A run of records

+++++

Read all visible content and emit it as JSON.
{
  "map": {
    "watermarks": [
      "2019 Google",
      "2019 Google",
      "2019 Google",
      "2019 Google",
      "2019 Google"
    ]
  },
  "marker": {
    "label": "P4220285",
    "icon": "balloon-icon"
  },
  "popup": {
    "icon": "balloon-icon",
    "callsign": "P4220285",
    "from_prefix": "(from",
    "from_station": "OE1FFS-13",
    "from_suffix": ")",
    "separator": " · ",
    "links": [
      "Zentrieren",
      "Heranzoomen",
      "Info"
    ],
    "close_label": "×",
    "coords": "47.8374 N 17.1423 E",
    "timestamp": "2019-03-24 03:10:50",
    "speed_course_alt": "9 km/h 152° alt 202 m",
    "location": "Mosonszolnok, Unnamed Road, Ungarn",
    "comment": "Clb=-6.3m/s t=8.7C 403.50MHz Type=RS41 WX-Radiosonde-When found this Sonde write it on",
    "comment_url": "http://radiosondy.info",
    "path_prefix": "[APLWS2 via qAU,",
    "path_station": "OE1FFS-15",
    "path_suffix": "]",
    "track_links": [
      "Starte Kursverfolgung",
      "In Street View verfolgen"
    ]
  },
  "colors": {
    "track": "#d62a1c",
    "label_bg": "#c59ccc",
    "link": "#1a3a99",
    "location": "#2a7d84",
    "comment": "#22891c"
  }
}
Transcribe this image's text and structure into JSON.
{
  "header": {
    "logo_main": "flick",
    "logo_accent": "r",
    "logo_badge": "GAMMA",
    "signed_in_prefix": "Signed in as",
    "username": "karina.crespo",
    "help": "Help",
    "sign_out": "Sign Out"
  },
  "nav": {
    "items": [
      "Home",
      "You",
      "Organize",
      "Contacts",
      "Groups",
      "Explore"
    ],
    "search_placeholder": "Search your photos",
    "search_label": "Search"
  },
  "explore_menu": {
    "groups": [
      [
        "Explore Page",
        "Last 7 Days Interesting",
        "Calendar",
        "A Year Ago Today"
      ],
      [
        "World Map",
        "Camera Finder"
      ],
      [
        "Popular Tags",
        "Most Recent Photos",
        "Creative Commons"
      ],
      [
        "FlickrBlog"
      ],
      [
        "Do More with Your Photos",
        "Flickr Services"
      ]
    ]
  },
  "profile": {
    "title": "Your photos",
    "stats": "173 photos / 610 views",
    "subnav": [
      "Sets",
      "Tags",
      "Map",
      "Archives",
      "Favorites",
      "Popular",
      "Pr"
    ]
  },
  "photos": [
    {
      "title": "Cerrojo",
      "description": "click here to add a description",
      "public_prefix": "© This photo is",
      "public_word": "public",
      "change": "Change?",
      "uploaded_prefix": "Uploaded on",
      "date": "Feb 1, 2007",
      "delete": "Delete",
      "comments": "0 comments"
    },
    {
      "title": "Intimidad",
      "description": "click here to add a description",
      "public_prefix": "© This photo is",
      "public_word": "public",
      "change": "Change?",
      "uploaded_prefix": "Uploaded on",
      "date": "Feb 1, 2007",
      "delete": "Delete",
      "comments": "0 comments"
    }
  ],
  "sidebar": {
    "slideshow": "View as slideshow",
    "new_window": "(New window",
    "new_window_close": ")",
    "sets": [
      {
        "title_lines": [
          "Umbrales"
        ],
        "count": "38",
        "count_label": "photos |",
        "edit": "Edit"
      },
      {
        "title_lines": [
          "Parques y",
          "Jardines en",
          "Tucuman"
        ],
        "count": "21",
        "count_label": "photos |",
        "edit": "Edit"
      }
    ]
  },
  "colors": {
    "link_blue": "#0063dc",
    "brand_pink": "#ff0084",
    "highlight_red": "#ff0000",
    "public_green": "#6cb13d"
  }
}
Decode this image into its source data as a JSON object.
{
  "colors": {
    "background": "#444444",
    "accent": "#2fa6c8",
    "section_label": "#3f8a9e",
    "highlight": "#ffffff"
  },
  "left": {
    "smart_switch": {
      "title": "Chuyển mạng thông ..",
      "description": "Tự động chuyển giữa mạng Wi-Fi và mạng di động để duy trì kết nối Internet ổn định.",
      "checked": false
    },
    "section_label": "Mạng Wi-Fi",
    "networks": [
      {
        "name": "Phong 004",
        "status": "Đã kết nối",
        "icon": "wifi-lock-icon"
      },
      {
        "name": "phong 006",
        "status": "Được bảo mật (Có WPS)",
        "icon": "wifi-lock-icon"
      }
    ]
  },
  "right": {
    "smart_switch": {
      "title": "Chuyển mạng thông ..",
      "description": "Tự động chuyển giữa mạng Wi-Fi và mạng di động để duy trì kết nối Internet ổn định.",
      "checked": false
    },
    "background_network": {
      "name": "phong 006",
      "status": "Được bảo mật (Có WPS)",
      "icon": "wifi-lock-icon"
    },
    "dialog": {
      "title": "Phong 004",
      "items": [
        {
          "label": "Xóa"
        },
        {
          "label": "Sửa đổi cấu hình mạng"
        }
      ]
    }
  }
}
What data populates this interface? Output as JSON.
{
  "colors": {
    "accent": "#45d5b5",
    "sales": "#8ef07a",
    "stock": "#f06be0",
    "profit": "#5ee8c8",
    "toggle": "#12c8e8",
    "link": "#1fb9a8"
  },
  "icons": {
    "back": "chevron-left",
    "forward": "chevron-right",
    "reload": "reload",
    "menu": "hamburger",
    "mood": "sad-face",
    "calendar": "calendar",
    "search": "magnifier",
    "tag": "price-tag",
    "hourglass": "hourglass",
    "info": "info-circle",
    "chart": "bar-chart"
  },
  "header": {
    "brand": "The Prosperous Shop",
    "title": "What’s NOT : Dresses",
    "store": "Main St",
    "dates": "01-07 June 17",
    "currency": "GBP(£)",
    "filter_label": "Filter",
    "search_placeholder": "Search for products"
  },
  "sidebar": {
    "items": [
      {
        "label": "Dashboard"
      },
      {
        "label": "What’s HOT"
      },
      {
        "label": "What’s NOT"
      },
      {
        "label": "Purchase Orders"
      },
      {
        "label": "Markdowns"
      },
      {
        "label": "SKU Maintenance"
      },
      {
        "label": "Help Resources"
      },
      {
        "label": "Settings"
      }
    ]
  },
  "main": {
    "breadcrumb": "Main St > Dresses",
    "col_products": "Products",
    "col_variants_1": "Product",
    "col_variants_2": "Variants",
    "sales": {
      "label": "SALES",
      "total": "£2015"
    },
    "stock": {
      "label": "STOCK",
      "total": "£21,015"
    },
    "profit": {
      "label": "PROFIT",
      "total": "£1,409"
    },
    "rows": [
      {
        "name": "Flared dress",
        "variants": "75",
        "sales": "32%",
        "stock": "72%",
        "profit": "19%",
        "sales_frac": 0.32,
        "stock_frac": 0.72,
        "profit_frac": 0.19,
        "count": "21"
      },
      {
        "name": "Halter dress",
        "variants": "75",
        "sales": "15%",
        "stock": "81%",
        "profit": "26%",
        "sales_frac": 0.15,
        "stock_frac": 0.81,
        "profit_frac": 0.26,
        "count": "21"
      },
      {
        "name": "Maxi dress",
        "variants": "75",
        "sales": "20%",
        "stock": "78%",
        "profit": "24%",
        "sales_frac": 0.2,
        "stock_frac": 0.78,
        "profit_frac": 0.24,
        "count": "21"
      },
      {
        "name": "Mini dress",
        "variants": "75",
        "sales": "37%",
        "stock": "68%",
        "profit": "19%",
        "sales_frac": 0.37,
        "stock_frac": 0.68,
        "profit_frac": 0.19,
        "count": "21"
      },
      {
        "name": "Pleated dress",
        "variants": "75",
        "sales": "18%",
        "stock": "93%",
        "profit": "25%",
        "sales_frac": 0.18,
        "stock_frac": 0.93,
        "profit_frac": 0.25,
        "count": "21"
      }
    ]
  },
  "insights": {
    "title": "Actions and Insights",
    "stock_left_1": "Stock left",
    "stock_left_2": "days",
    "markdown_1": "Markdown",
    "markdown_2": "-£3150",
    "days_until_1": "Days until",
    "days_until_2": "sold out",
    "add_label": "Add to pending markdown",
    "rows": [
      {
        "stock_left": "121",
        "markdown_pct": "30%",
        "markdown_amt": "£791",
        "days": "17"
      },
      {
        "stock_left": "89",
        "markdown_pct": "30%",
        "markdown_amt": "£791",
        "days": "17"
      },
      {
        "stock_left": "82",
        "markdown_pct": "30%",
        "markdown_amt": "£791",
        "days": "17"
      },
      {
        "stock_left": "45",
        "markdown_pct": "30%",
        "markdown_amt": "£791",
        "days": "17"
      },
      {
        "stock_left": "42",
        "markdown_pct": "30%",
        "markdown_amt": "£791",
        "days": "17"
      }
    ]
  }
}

+++++

*OBJECTIVE*: How many lines of the entries above hold the string "data"? Reply with the number alone.

*SOLUTION FOR THIS EXERCISE*: 2